_Task prompt_
Repeat every record below exactly, but leave out any pictures.

=== Exercise data ===

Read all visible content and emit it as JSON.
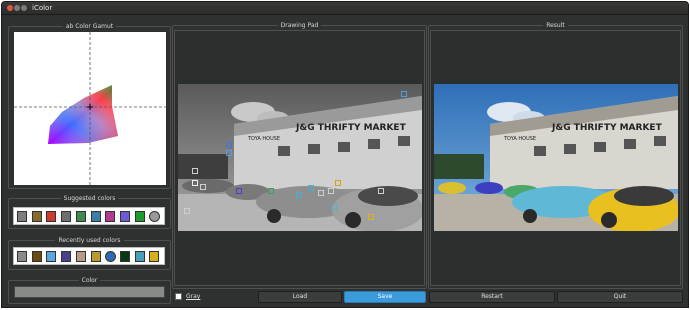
{
  "window": {
    "title": "iColor"
  },
  "gamut": {
    "title": "ab Color Gamut"
  },
  "suggested": {
    "title": "Suggested colors",
    "colors": [
      "#7d7d7d",
      "#8a6a2a",
      "#cc3a2e",
      "#6e6e6e",
      "#3f8a4e",
      "#3c7fa6",
      "#b43b8c",
      "#6b5bd6",
      "#1e9b2a",
      "#9a9a9a"
    ]
  },
  "recent": {
    "title": "Recently used colors",
    "colors": [
      "#8a8a8a",
      "#6a4a10",
      "#5ba6dd",
      "#4a3f8a",
      "#b89a86",
      "#b89a2e",
      "#2e6ab0",
      "#0a3a12",
      "#4a9fb8",
      "#d6ae1e"
    ]
  },
  "color_panel": {
    "title": "Color",
    "value": "#888a88"
  },
  "drawing_pad": {
    "title": "Drawing Pad"
  },
  "result": {
    "title": "Result"
  },
  "photo_sign": {
    "line1": "J&G THRIFTY MARKET",
    "line2": "TOYA HOUSE"
  },
  "controls": {
    "gray_label": "Gray",
    "load_label": "Load",
    "save_label": "Save",
    "restart_label": "Restart",
    "quit_label": "Quit"
  }
}
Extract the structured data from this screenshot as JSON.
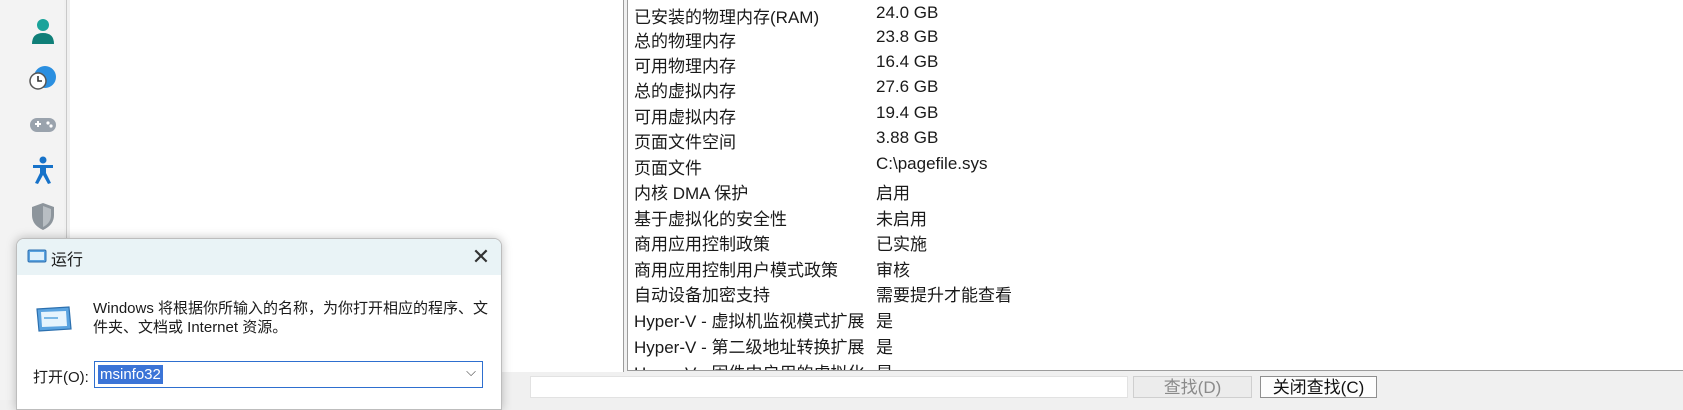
{
  "sidebar": {
    "icons": [
      "accounts-icon",
      "time-language-icon",
      "gaming-icon",
      "accessibility-icon",
      "privacy-security-icon"
    ]
  },
  "details": {
    "rows": [
      {
        "item": "已安装的物理内存(RAM)",
        "value": "24.0 GB"
      },
      {
        "item": "总的物理内存",
        "value": "23.8 GB"
      },
      {
        "item": "可用物理内存",
        "value": "16.4 GB"
      },
      {
        "item": "总的虚拟内存",
        "value": "27.6 GB"
      },
      {
        "item": "可用虚拟内存",
        "value": "19.4 GB"
      },
      {
        "item": "页面文件空间",
        "value": "3.88 GB"
      },
      {
        "item": "页面文件",
        "value": "C:\\pagefile.sys"
      },
      {
        "item": "内核 DMA 保护",
        "value": "启用"
      },
      {
        "item": "基于虚拟化的安全性",
        "value": "未启用"
      },
      {
        "item": "商用应用控制政策",
        "value": "已实施"
      },
      {
        "item": "商用应用控制用户模式政策",
        "value": "审核"
      },
      {
        "item": "自动设备加密支持",
        "value": "需要提升才能查看"
      },
      {
        "item": "Hyper-V - 虚拟机监视模式扩展",
        "value": "是"
      },
      {
        "item": "Hyper-V - 第二级地址转换扩展",
        "value": "是"
      },
      {
        "item": "Hyper-V - 固件中启用的虚拟化",
        "value": "是"
      }
    ]
  },
  "findbar": {
    "search_value": "",
    "find_label": "查找(D)",
    "close_find_label": "关闭查找(C)"
  },
  "run_dialog": {
    "title": "运行",
    "close_symbol": "✕",
    "description": "Windows 将根据你所输入的名称，为你打开相应的程序、文件夹、文档或 Internet 资源。",
    "open_label": "打开(O):",
    "open_value": "msinfo32",
    "dropdown_symbol": "⌵"
  }
}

===

_Reply to the task_
Read all visible content and emit it as JSON.
{
  "window": {
    "title": "iColor"
  },
  "gamut": {
    "title": "ab Color Gamut"
  },
  "suggested": {
    "title": "Suggested colors",
    "colors": [
      "#7d7d7d",
      "#8a6a2a",
      "#cc3a2e",
      "#6e6e6e",
      "#3f8a4e",
      "#3c7fa6",
      "#b43b8c",
      "#6b5bd6",
      "#1e9b2a",
      "#9a9a9a"
    ]
  },
  "recent": {
    "title": "Recently used colors",
    "colors": [
      "#8a8a8a",
      "#6a4a10",
      "#5ba6dd",
      "#4a3f8a",
      "#b89a86",
      "#b89a2e",
      "#2e6ab0",
      "#0a3a12",
      "#4a9fb8",
      "#d6ae1e"
    ]
  },
  "color_panel": {
    "title": "Color",
    "value": "#888a88"
  },
  "drawing_pad": {
    "title": "Drawing Pad"
  },
  "result": {
    "title": "Result"
  },
  "photo_sign": {
    "line1": "J&G THRIFTY MARKET",
    "line2": "TOYA HOUSE"
  },
  "controls": {
    "gray_label": "Gray",
    "load_label": "Load",
    "save_label": "Save",
    "restart_label": "Restart",
    "quit_label": "Quit"
  }
}
Extract the structured data from this screenshot as JSON.
{
  "sidebar": {
    "icons": [
      "accounts-icon",
      "time-language-icon",
      "gaming-icon",
      "accessibility-icon",
      "privacy-security-icon"
    ]
  },
  "details": {
    "rows": [
      {
        "item": "已安装的物理内存(RAM)",
        "value": "24.0 GB"
      },
      {
        "item": "总的物理内存",
        "value": "23.8 GB"
      },
      {
        "item": "可用物理内存",
        "value": "16.4 GB"
      },
      {
        "item": "总的虚拟内存",
        "value": "27.6 GB"
      },
      {
        "item": "可用虚拟内存",
        "value": "19.4 GB"
      },
      {
        "item": "页面文件空间",
        "value": "3.88 GB"
      },
      {
        "item": "页面文件",
        "value": "C:\\pagefile.sys"
      },
      {
        "item": "内核 DMA 保护",
        "value": "启用"
      },
      {
        "item": "基于虚拟化的安全性",
        "value": "未启用"
      },
      {
        "item": "商用应用控制政策",
        "value": "已实施"
      },
      {
        "item": "商用应用控制用户模式政策",
        "value": "审核"
      },
      {
        "item": "自动设备加密支持",
        "value": "需要提升才能查看"
      },
      {
        "item": "Hyper-V - 虚拟机监视模式扩展",
        "value": "是"
      },
      {
        "item": "Hyper-V - 第二级地址转换扩展",
        "value": "是"
      },
      {
        "item": "Hyper-V - 固件中启用的虚拟化",
        "value": "是"
      }
    ]
  },
  "findbar": {
    "search_value": "",
    "find_label": "查找(D)",
    "close_find_label": "关闭查找(C)"
  },
  "run_dialog": {
    "title": "运行",
    "close_symbol": "✕",
    "description": "Windows 将根据你所输入的名称，为你打开相应的程序、文件夹、文档或 Internet 资源。",
    "open_label": "打开(O):",
    "open_value": "msinfo32",
    "dropdown_symbol": "⌵"
  }
}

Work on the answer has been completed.